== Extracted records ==
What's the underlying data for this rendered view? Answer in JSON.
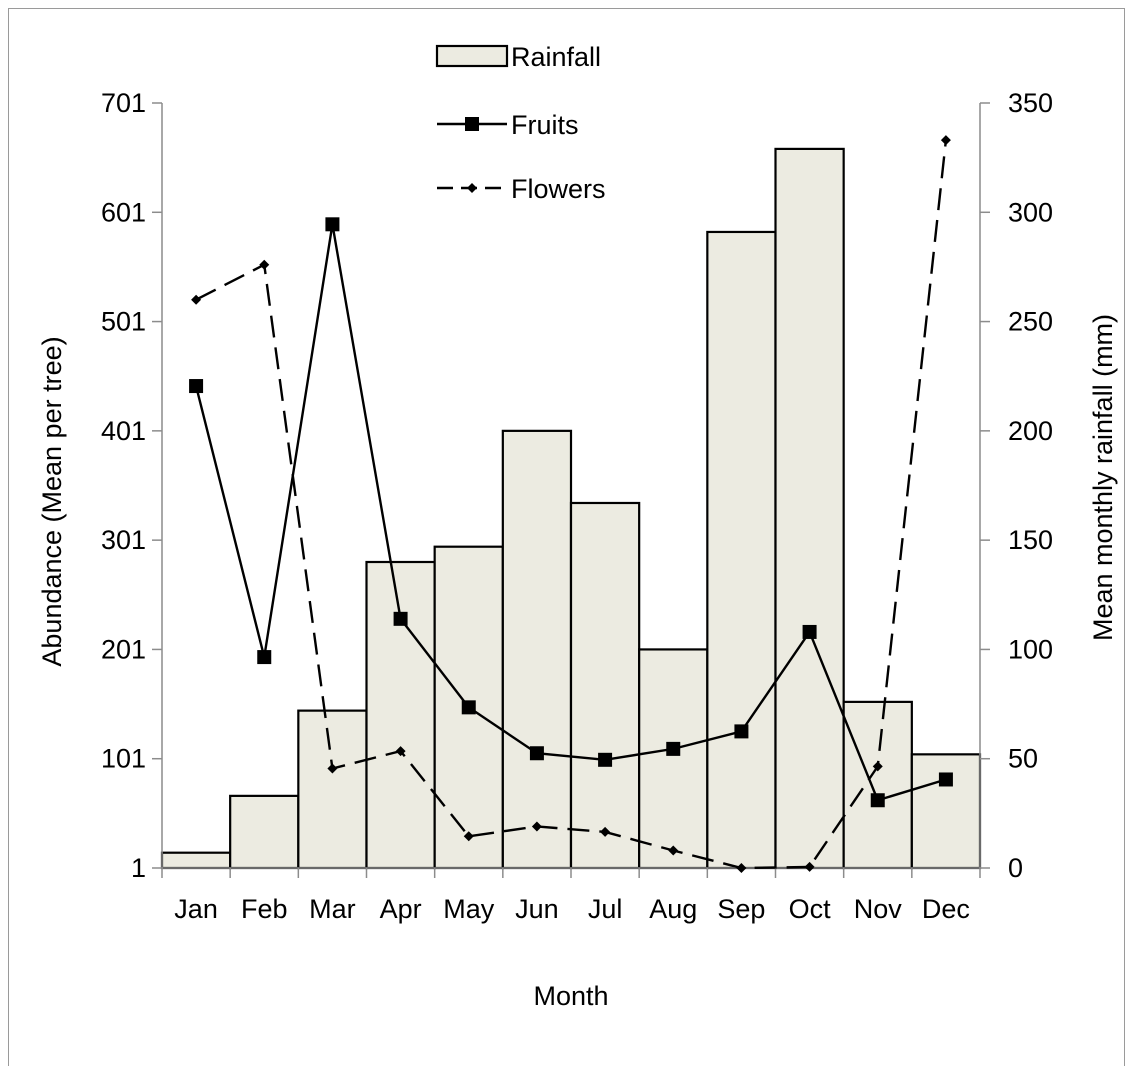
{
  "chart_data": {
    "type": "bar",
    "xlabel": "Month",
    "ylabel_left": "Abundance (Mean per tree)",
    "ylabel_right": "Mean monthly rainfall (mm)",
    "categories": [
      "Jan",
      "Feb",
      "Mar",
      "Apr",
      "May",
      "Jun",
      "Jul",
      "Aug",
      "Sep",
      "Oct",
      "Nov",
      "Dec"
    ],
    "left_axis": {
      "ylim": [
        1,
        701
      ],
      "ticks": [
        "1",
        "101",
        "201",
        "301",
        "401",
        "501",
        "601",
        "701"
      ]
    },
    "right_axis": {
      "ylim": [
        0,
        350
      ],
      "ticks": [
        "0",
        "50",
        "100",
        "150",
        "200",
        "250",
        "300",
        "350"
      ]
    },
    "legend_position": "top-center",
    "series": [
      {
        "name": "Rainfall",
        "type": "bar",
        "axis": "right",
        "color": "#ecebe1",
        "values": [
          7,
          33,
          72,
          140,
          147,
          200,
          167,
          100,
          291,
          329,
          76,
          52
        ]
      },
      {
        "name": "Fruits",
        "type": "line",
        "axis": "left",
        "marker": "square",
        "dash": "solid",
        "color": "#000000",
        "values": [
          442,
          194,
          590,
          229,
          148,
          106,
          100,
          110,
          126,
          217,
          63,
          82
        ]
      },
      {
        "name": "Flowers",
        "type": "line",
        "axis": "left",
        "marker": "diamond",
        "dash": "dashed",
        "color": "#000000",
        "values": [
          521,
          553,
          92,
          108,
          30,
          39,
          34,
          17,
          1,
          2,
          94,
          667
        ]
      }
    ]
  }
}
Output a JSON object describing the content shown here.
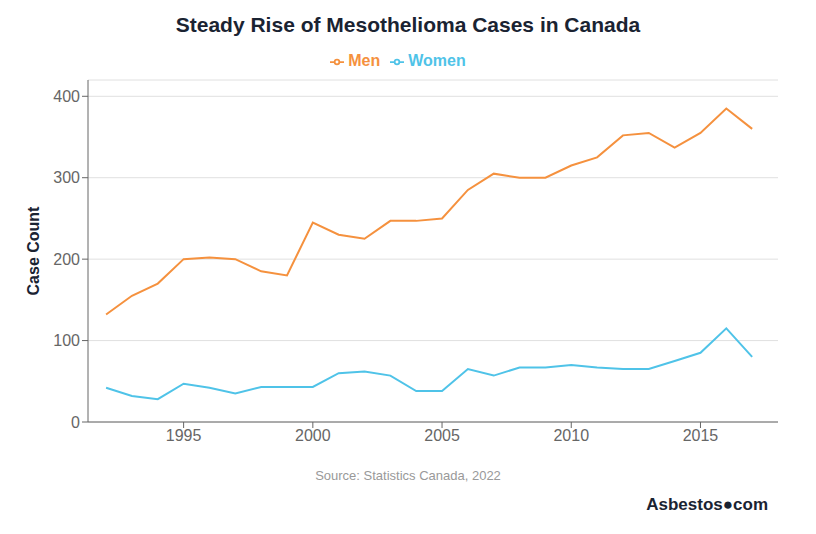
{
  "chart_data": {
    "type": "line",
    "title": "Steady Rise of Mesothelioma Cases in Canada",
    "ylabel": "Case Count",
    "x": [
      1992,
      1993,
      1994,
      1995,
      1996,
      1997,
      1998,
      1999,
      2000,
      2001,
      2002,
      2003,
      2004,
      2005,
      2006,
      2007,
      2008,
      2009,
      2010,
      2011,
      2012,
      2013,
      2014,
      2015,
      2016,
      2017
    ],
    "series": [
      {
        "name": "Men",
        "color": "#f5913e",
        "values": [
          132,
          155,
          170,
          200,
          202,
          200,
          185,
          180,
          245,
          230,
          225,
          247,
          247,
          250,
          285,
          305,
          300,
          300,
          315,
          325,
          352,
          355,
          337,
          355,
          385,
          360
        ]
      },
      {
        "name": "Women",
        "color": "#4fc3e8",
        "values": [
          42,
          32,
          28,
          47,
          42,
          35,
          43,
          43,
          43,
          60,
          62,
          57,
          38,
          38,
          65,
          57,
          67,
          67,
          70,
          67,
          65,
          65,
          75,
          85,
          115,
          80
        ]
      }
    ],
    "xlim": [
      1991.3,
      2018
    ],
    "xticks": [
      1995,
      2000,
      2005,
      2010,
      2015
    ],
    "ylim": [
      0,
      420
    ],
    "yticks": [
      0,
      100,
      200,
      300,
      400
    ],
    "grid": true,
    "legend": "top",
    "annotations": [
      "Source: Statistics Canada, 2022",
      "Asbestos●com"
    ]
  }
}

== What the exercise asks ==
Above are records to transcribe exactly; leave their pictures out.

== Exercise output ==
What's the underlying data for this rendered view? Answer in JSON.
{
  "chart_data": {
    "type": "bar",
    "xlabel": "Month",
    "ylabel_left": "Abundance (Mean per tree)",
    "ylabel_right": "Mean monthly rainfall (mm)",
    "categories": [
      "Jan",
      "Feb",
      "Mar",
      "Apr",
      "May",
      "Jun",
      "Jul",
      "Aug",
      "Sep",
      "Oct",
      "Nov",
      "Dec"
    ],
    "left_axis": {
      "ylim": [
        1,
        701
      ],
      "ticks": [
        "1",
        "101",
        "201",
        "301",
        "401",
        "501",
        "601",
        "701"
      ]
    },
    "right_axis": {
      "ylim": [
        0,
        350
      ],
      "ticks": [
        "0",
        "50",
        "100",
        "150",
        "200",
        "250",
        "300",
        "350"
      ]
    },
    "legend_position": "top-center",
    "series": [
      {
        "name": "Rainfall",
        "type": "bar",
        "axis": "right",
        "color": "#ecebe1",
        "values": [
          7,
          33,
          72,
          140,
          147,
          200,
          167,
          100,
          291,
          329,
          76,
          52
        ]
      },
      {
        "name": "Fruits",
        "type": "line",
        "axis": "left",
        "marker": "square",
        "dash": "solid",
        "color": "#000000",
        "values": [
          442,
          194,
          590,
          229,
          148,
          106,
          100,
          110,
          126,
          217,
          63,
          82
        ]
      },
      {
        "name": "Flowers",
        "type": "line",
        "axis": "left",
        "marker": "diamond",
        "dash": "dashed",
        "color": "#000000",
        "values": [
          521,
          553,
          92,
          108,
          30,
          39,
          34,
          17,
          1,
          2,
          94,
          667
        ]
      }
    ]
  }
}
Output a JSON object describing the content shown here.
{
  "chart_data": {
    "type": "line",
    "title": "Steady Rise of Mesothelioma Cases in Canada",
    "ylabel": "Case Count",
    "x": [
      1992,
      1993,
      1994,
      1995,
      1996,
      1997,
      1998,
      1999,
      2000,
      2001,
      2002,
      2003,
      2004,
      2005,
      2006,
      2007,
      2008,
      2009,
      2010,
      2011,
      2012,
      2013,
      2014,
      2015,
      2016,
      2017
    ],
    "series": [
      {
        "name": "Men",
        "color": "#f5913e",
        "values": [
          132,
          155,
          170,
          200,
          202,
          200,
          185,
          180,
          245,
          230,
          225,
          247,
          247,
          250,
          285,
          305,
          300,
          300,
          315,
          325,
          352,
          355,
          337,
          355,
          385,
          360
        ]
      },
      {
        "name": "Women",
        "color": "#4fc3e8",
        "values": [
          42,
          32,
          28,
          47,
          42,
          35,
          43,
          43,
          43,
          60,
          62,
          57,
          38,
          38,
          65,
          57,
          67,
          67,
          70,
          67,
          65,
          65,
          75,
          85,
          115,
          80
        ]
      }
    ],
    "xlim": [
      1991.3,
      2018
    ],
    "xticks": [
      1995,
      2000,
      2005,
      2010,
      2015
    ],
    "ylim": [
      0,
      420
    ],
    "yticks": [
      0,
      100,
      200,
      300,
      400
    ],
    "grid": true,
    "legend": "top",
    "annotations": [
      "Source: Statistics Canada, 2022",
      "Asbestos●com"
    ]
  }
}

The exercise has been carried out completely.